### [Data in this exercise]
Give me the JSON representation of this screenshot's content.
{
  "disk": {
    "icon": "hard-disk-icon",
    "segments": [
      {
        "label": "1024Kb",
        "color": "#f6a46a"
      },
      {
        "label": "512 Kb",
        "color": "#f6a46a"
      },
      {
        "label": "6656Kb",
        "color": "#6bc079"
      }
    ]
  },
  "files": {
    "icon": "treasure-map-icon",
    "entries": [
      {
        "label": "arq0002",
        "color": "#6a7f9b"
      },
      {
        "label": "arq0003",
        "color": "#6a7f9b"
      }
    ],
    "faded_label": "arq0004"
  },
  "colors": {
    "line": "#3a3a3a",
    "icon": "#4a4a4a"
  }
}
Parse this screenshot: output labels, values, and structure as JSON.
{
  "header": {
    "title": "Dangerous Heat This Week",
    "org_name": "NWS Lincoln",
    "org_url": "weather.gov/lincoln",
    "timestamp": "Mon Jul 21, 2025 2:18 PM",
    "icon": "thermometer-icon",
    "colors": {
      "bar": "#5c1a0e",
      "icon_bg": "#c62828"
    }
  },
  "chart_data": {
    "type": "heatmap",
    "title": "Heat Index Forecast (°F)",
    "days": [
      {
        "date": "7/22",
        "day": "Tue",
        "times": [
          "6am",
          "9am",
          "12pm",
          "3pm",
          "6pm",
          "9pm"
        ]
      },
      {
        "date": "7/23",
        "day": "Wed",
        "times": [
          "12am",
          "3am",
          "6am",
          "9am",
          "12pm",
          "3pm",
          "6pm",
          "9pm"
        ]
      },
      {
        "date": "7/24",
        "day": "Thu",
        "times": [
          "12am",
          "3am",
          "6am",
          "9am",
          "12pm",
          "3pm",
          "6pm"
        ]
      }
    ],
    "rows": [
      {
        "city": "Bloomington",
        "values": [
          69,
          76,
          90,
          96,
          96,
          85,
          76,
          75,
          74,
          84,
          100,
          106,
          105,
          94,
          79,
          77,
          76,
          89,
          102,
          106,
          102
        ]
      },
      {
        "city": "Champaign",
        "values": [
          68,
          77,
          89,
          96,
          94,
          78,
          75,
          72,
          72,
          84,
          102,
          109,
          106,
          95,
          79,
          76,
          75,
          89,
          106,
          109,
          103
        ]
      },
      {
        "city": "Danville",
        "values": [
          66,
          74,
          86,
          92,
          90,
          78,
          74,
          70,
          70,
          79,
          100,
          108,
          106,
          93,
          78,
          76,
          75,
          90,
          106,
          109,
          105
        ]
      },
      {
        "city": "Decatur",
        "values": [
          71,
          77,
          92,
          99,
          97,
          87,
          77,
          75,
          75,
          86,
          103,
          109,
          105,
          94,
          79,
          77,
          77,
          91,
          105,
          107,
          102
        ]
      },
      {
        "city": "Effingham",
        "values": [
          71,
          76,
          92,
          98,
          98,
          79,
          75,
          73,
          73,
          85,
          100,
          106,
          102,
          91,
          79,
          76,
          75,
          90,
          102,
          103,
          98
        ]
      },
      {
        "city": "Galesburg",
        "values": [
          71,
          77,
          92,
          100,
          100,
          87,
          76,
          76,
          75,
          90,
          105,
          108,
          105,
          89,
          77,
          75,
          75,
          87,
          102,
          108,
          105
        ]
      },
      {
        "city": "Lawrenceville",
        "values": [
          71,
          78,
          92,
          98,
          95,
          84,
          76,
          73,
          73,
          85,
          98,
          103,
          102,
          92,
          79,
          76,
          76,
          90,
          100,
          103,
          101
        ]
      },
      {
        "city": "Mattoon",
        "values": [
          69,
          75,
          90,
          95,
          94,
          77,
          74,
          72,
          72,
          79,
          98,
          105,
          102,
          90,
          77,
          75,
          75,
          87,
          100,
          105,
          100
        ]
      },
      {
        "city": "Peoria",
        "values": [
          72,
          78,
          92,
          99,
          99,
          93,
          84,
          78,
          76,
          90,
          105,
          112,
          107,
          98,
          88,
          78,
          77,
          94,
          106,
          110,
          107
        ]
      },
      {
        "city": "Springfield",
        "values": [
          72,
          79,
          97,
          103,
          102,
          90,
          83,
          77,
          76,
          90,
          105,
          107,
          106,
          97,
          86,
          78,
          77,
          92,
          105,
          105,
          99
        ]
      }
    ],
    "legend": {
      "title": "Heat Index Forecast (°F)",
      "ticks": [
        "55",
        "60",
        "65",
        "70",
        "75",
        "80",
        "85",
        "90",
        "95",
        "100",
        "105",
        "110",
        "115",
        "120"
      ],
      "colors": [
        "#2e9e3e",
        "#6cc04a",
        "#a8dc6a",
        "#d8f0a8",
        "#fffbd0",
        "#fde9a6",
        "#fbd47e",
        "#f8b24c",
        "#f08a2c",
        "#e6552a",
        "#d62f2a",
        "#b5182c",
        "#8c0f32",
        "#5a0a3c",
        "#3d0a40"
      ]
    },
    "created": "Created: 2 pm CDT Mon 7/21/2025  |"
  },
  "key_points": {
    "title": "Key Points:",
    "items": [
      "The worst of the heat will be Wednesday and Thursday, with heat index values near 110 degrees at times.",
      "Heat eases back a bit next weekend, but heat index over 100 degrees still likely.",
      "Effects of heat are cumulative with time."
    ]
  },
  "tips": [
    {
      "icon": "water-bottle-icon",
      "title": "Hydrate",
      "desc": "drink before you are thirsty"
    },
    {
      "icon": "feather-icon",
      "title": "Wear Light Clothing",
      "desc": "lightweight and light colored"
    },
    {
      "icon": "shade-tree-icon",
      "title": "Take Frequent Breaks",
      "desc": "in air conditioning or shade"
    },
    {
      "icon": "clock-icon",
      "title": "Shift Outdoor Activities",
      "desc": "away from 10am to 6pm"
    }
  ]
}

### [Given task]
Look through the listing above. Pick out each line with "degrees" and copy it.

### [Finished answer]
      "The worst of the heat will be Wednesday and Thursday, with heat index values near 110 degrees at times.",
      "Heat eases back a bit next weekend, but heat index over 100 degrees still likely.",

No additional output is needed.